§ **WHAT IS ASKED**:
Copy every line of the data below verbatim, leaving out the pictures.

==== DATA SHOWN ====

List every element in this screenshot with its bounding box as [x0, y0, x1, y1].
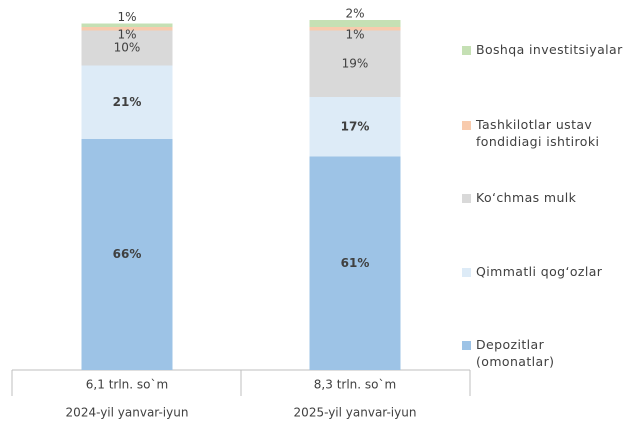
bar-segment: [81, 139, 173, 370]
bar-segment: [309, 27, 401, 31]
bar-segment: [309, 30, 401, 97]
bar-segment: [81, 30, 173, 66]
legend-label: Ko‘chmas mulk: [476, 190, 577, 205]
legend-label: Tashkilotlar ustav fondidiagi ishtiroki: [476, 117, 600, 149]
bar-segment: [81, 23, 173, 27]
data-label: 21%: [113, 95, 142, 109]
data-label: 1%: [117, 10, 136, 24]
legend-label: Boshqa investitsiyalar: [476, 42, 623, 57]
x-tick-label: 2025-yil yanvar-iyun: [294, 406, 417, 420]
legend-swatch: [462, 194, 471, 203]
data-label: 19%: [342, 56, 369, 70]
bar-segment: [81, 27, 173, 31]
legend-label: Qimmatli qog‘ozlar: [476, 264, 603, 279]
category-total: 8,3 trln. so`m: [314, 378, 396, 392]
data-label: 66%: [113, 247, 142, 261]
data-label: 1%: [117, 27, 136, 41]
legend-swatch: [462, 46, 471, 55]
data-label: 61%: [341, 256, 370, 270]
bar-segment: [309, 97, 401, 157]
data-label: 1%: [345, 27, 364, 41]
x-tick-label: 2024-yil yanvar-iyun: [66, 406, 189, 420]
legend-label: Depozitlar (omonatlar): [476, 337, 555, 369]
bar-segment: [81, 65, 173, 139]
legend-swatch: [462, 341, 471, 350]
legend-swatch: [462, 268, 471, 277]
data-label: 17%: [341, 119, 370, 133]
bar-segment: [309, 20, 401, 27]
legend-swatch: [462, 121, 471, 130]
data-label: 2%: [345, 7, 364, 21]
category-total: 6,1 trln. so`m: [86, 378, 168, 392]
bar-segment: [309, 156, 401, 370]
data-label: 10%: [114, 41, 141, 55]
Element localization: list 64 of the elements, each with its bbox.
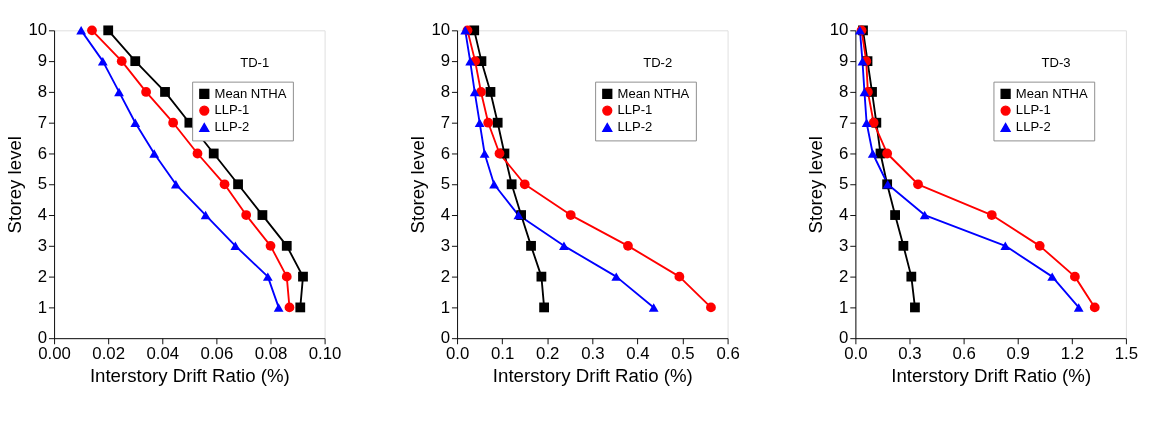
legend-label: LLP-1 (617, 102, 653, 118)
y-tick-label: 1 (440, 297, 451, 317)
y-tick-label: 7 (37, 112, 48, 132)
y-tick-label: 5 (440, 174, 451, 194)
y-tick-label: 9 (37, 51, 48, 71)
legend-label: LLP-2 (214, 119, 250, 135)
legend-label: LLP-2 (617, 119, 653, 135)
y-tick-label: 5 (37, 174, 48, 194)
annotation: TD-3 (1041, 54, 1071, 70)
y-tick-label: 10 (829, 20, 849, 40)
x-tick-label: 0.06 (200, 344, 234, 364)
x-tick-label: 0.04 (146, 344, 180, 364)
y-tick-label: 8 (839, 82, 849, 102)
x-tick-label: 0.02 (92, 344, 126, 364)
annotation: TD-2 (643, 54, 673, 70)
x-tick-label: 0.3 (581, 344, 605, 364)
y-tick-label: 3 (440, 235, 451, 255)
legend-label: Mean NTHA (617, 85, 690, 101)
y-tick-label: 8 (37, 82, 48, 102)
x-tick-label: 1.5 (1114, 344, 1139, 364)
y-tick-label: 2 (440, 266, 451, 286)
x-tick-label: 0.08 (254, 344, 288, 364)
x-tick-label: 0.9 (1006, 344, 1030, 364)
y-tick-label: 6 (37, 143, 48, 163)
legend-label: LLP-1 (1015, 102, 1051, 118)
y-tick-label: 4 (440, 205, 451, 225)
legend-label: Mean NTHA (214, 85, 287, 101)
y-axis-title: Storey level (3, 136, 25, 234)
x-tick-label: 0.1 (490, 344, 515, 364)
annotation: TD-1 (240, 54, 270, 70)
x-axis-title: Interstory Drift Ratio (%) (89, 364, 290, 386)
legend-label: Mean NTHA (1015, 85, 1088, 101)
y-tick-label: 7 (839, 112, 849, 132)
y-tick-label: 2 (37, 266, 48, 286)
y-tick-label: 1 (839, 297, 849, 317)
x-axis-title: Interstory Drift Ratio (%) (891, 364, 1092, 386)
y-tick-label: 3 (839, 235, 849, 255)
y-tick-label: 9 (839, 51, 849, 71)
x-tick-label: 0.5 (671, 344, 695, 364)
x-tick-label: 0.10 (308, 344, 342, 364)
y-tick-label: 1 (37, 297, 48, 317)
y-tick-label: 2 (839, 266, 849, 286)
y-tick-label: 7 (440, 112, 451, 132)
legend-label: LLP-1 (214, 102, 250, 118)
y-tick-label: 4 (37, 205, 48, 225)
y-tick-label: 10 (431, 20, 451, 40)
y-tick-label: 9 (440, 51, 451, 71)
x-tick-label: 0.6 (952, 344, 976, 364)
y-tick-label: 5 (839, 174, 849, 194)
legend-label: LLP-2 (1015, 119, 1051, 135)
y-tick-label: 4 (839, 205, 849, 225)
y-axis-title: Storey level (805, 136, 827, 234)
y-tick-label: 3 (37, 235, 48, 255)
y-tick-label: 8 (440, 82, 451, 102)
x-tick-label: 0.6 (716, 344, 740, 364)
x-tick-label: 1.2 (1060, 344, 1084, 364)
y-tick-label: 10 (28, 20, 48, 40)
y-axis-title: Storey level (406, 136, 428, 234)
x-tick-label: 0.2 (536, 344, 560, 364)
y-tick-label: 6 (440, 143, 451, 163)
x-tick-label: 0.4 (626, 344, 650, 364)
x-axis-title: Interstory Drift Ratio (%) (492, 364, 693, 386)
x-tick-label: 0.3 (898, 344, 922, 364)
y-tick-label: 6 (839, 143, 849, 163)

====

§ **WRITTEN RESPONSE**:
List every element in this screenshot with its bounding box as [x0, y0, x1, y1].
bar-segment: [81, 139, 173, 370]
bar-segment: [309, 27, 401, 31]
bar-segment: [309, 30, 401, 97]
bar-segment: [81, 30, 173, 66]
legend-label: Ko‘chmas mulk: [476, 190, 577, 205]
legend-label: Tashkilotlar ustav fondidiagi ishtiroki: [476, 117, 600, 149]
bar-segment: [81, 23, 173, 27]
data-label: 21%: [113, 95, 142, 109]
data-label: 1%: [117, 10, 136, 24]
legend-label: Boshqa investitsiyalar: [476, 42, 623, 57]
x-tick-label: 2025-yil yanvar-iyun: [294, 406, 417, 420]
legend-swatch: [462, 194, 471, 203]
data-label: 19%: [342, 56, 369, 70]
bar-segment: [81, 27, 173, 31]
legend-label: Qimmatli qog‘ozlar: [476, 264, 603, 279]
category-total: 8,3 trln. so`m: [314, 378, 396, 392]
data-label: 66%: [113, 247, 142, 261]
data-label: 1%: [117, 27, 136, 41]
legend-swatch: [462, 46, 471, 55]
data-label: 61%: [341, 256, 370, 270]
bar-segment: [309, 97, 401, 157]
data-label: 1%: [345, 27, 364, 41]
x-tick-label: 2024-yil yanvar-iyun: [66, 406, 189, 420]
legend-label: Depozitlar (omonatlar): [476, 337, 555, 369]
bar-segment: [81, 65, 173, 139]
legend-swatch: [462, 341, 471, 350]
legend-swatch: [462, 268, 471, 277]
data-label: 17%: [341, 119, 370, 133]
bar-segment: [309, 20, 401, 27]
legend-swatch: [462, 121, 471, 130]
data-label: 2%: [345, 7, 364, 21]
category-total: 6,1 trln. so`m: [86, 378, 168, 392]
bar-segment: [309, 156, 401, 370]
data-label: 10%: [114, 41, 141, 55]
Element localization: list 64 of the elements, each with its bbox.
legend-label: LLP-1 (617, 102, 653, 118)
y-tick-label: 1 (440, 297, 451, 317)
y-tick-label: 7 (37, 112, 48, 132)
y-tick-label: 5 (440, 174, 451, 194)
y-tick-label: 9 (37, 51, 48, 71)
legend-label: LLP-2 (214, 119, 250, 135)
legend-label: LLP-2 (617, 119, 653, 135)
y-tick-label: 5 (37, 174, 48, 194)
annotation: TD-3 (1041, 54, 1071, 70)
y-tick-label: 10 (829, 20, 849, 40)
x-tick-label: 0.06 (200, 344, 234, 364)
x-tick-label: 0.04 (146, 344, 180, 364)
y-tick-label: 8 (839, 82, 849, 102)
x-tick-label: 0.02 (92, 344, 126, 364)
annotation: TD-2 (643, 54, 673, 70)
x-tick-label: 0.3 (581, 344, 605, 364)
y-tick-label: 3 (440, 235, 451, 255)
legend-label: Mean NTHA (617, 85, 690, 101)
y-tick-label: 8 (37, 82, 48, 102)
x-tick-label: 1.5 (1114, 344, 1139, 364)
y-tick-label: 2 (440, 266, 451, 286)
x-tick-label: 0.08 (254, 344, 288, 364)
x-tick-label: 0.9 (1006, 344, 1030, 364)
y-tick-label: 6 (37, 143, 48, 163)
legend-label: LLP-1 (1015, 102, 1051, 118)
y-tick-label: 4 (440, 205, 451, 225)
legend-label: Mean NTHA (214, 85, 287, 101)
y-axis-title: Storey level (3, 136, 25, 234)
x-tick-label: 0.1 (490, 344, 515, 364)
annotation: TD-1 (240, 54, 270, 70)
x-axis-title: Interstory Drift Ratio (%) (89, 364, 290, 386)
legend-label: Mean NTHA (1015, 85, 1088, 101)
y-tick-label: 7 (839, 112, 849, 132)
y-tick-label: 2 (37, 266, 48, 286)
y-tick-label: 1 (839, 297, 849, 317)
x-axis-title: Interstory Drift Ratio (%) (891, 364, 1092, 386)
y-tick-label: 3 (839, 235, 849, 255)
y-tick-label: 9 (839, 51, 849, 71)
x-tick-label: 0.5 (671, 344, 695, 364)
x-tick-label: 0.10 (308, 344, 342, 364)
y-tick-label: 1 (37, 297, 48, 317)
y-tick-label: 2 (839, 266, 849, 286)
y-tick-label: 7 (440, 112, 451, 132)
legend-label: LLP-1 (214, 102, 250, 118)
y-tick-label: 4 (37, 205, 48, 225)
y-tick-label: 10 (431, 20, 451, 40)
y-tick-label: 9 (440, 51, 451, 71)
x-tick-label: 0.6 (952, 344, 976, 364)
y-tick-label: 5 (839, 174, 849, 194)
legend-label: LLP-2 (1015, 119, 1051, 135)
y-tick-label: 4 (839, 205, 849, 225)
y-axis-title: Storey level (805, 136, 827, 234)
y-tick-label: 3 (37, 235, 48, 255)
y-tick-label: 8 (440, 82, 451, 102)
x-tick-label: 0.6 (716, 344, 740, 364)
x-tick-label: 1.2 (1060, 344, 1084, 364)
y-tick-label: 10 (28, 20, 48, 40)
y-axis-title: Storey level (406, 136, 428, 234)
x-tick-label: 0.2 (536, 344, 560, 364)
y-tick-label: 6 (440, 143, 451, 163)
x-tick-label: 0.4 (626, 344, 650, 364)
x-axis-title: Interstory Drift Ratio (%) (492, 364, 693, 386)
x-tick-label: 0.3 (898, 344, 922, 364)
y-tick-label: 6 (839, 143, 849, 163)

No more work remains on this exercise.